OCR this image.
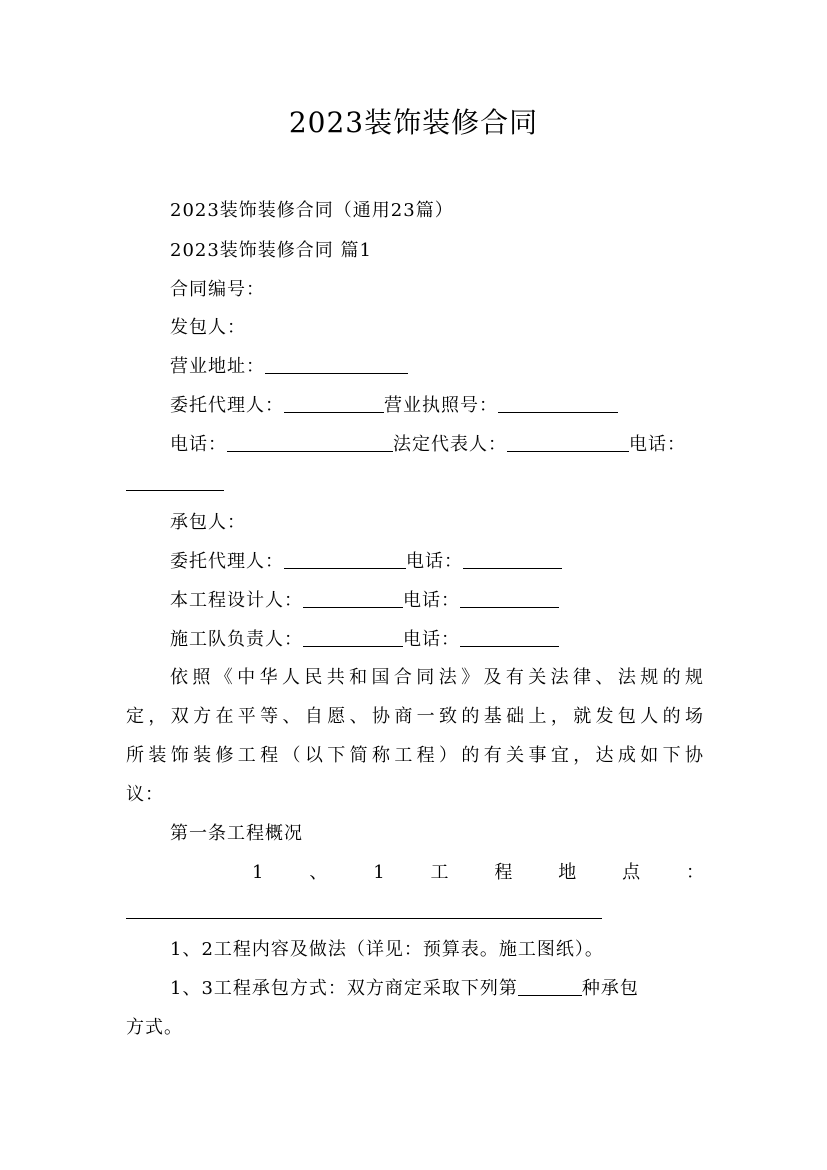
2023装饰装修合同
2023装饰装修合同（通用23篇）
2023装饰装修合同 篇1
合同编号：
发包人：
营业地址：
委托代理人：	营业执照号：
电话：	法定代表人：	电话：
承包人：
委托代理人：	电话：
本工程设计人：	电话：
施工队负责人：	电话：
依照《中华人民共和国合同法》及有关法律、法规的规
定，双方在平等、自愿、协商一致的基础上，就发包人的场
所装饰装修工程（以下简称工程）的有关事宜，达成如下协
议：
第一条工程概况
1、1工程地点：
1、2工程内容及做法（详见：预算表。施工图纸）。
1、3工程承包方式：双方商定采取下列第	种承包
方式。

STATED GOAL
Excluding the pictures, reproduce every entry exactly as given.

TASK RESPONSE
OCR this image.
2023装饰装修合同
2023装饰装修合同（通用23篇）
2023装饰装修合同 篇1
合同编号：
发包人：
营业地址：
委托代理人：	营业执照号：
电话：	法定代表人：	电话：
承包人：
委托代理人：	电话：
本工程设计人：	电话：
施工队负责人：	电话：
依照《中华人民共和国合同法》及有关法律、法规的规
定，双方在平等、自愿、协商一致的基础上，就发包人的场
所装饰装修工程（以下简称工程）的有关事宜，达成如下协
议：
第一条工程概况
1、1工程地点：
1、2工程内容及做法（详见：预算表。施工图纸）。
1、3工程承包方式：双方商定采取下列第	种承包
方式。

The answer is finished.